### AIM OF THE EXERCISE
Output the material below unchanged, apart from leaving out the pictures.

### RECORDS SHOWN

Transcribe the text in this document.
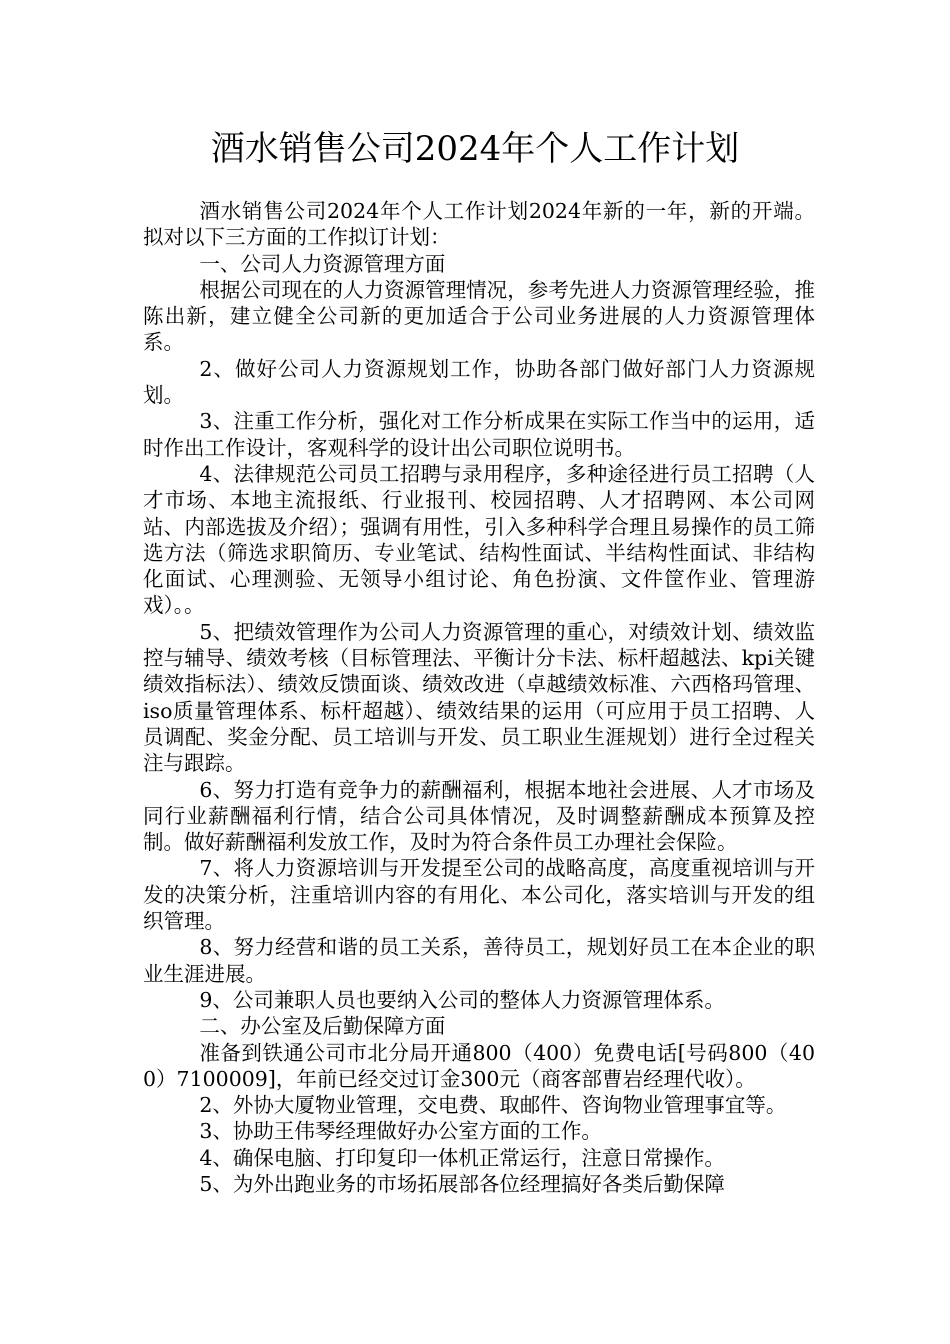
酒水销售公司2024年个人工作计划

酒水销售公司2024年个人工作计划2024年新的一年，新的开端。拟对以下三方面的工作拟订计划：

一、公司人力资源管理方面

根据公司现在的人力资源管理情况，参考先进人力资源管理经验，推陈出新，建立健全公司新的更加适合于公司业务进展的人力资源管理体系。

2、做好公司人力资源规划工作，协助各部门做好部门人力资源规划。

3、注重工作分析，强化对工作分析成果在实际工作当中的运用，适时作出工作设计，客观科学的设计出公司职位说明书。

4、法律规范公司员工招聘与录用程序，多种途径进行员工招聘（人才市场、本地主流报纸、行业报刊、校园招聘、人才招聘网、本公司网站、内部选拔及介绍）；强调有用性，引入多种科学合理且易操作的员工筛选方法（筛选求职简历、专业笔试、结构性面试、半结构性面试、非结构化面试、心理测验、无领导小组讨论、角色扮演、文件筐作业、管理游戏）。。

5、把绩效管理作为公司人力资源管理的重心，对绩效计划、绩效监控与辅导、绩效考核（目标管理法、平衡计分卡法、标杆超越法、kpi关键绩效指标法）、绩效反馈面谈、绩效改进（卓越绩效标准、六西格玛管理、iso质量管理体系、标杆超越）、绩效结果的运用（可应用于员工招聘、人员调配、奖金分配、员工培训与开发、员工职业生涯规划）进行全过程关注与跟踪。

6、努力打造有竞争力的薪酬福利，根据本地社会进展、人才市场及同行业薪酬福利行情，结合公司具体情况，及时调整薪酬成本预算及控制。做好薪酬福利发放工作，及时为符合条件员工办理社会保险。

7、将人力资源培训与开发提至公司的战略高度，高度重视培训与开发的决策分析，注重培训内容的有用化、本公司化，落实培训与开发的组织管理。

8、努力经营和谐的员工关系，善待员工，规划好员工在本企业的职业生涯进展。

9、公司兼职人员也要纳入公司的整体人力资源管理体系。

二、办公室及后勤保障方面

准备到铁通公司市北分局开通800（400）免费电话[号码800（400）7100009]，年前已经交过订金300元（商客部曹岩经理代收）。

2、外协大厦物业管理，交电费、取邮件、咨询物业管理事宜等。

3、协助王伟琴经理做好办公室方面的工作。

4、确保电脑、打印复印一体机正常运行，注意日常操作。

5、为外出跑业务的市场拓展部各位经理搞好各类后勤保障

### FINAL RESULT
Transcribe the text in this document.
酒水销售公司2024年个人工作计划

酒水销售公司2024年个人工作计划2024年新的一年，新的开端。拟对以下三方面的工作拟订计划：

一、公司人力资源管理方面

根据公司现在的人力资源管理情况，参考先进人力资源管理经验，推陈出新，建立健全公司新的更加适合于公司业务进展的人力资源管理体系。

2、做好公司人力资源规划工作，协助各部门做好部门人力资源规划。

3、注重工作分析，强化对工作分析成果在实际工作当中的运用，适时作出工作设计，客观科学的设计出公司职位说明书。

4、法律规范公司员工招聘与录用程序，多种途径进行员工招聘（人才市场、本地主流报纸、行业报刊、校园招聘、人才招聘网、本公司网站、内部选拔及介绍）；强调有用性，引入多种科学合理且易操作的员工筛选方法（筛选求职简历、专业笔试、结构性面试、半结构性面试、非结构化面试、心理测验、无领导小组讨论、角色扮演、文件筐作业、管理游戏）。。

5、把绩效管理作为公司人力资源管理的重心，对绩效计划、绩效监控与辅导、绩效考核（目标管理法、平衡计分卡法、标杆超越法、kpi关键绩效指标法）、绩效反馈面谈、绩效改进（卓越绩效标准、六西格玛管理、iso质量管理体系、标杆超越）、绩效结果的运用（可应用于员工招聘、人员调配、奖金分配、员工培训与开发、员工职业生涯规划）进行全过程关注与跟踪。

6、努力打造有竞争力的薪酬福利，根据本地社会进展、人才市场及同行业薪酬福利行情，结合公司具体情况，及时调整薪酬成本预算及控制。做好薪酬福利发放工作，及时为符合条件员工办理社会保险。

7、将人力资源培训与开发提至公司的战略高度，高度重视培训与开发的决策分析，注重培训内容的有用化、本公司化，落实培训与开发的组织管理。

8、努力经营和谐的员工关系，善待员工，规划好员工在本企业的职业生涯进展。

9、公司兼职人员也要纳入公司的整体人力资源管理体系。

二、办公室及后勤保障方面

准备到铁通公司市北分局开通800（400）免费电话[号码800（400）7100009]，年前已经交过订金300元（商客部曹岩经理代收）。

2、外协大厦物业管理，交电费、取邮件、咨询物业管理事宜等。

3、协助王伟琴经理做好办公室方面的工作。

4、确保电脑、打印复印一体机正常运行，注意日常操作。

5、为外出跑业务的市场拓展部各位经理搞好各类后勤保障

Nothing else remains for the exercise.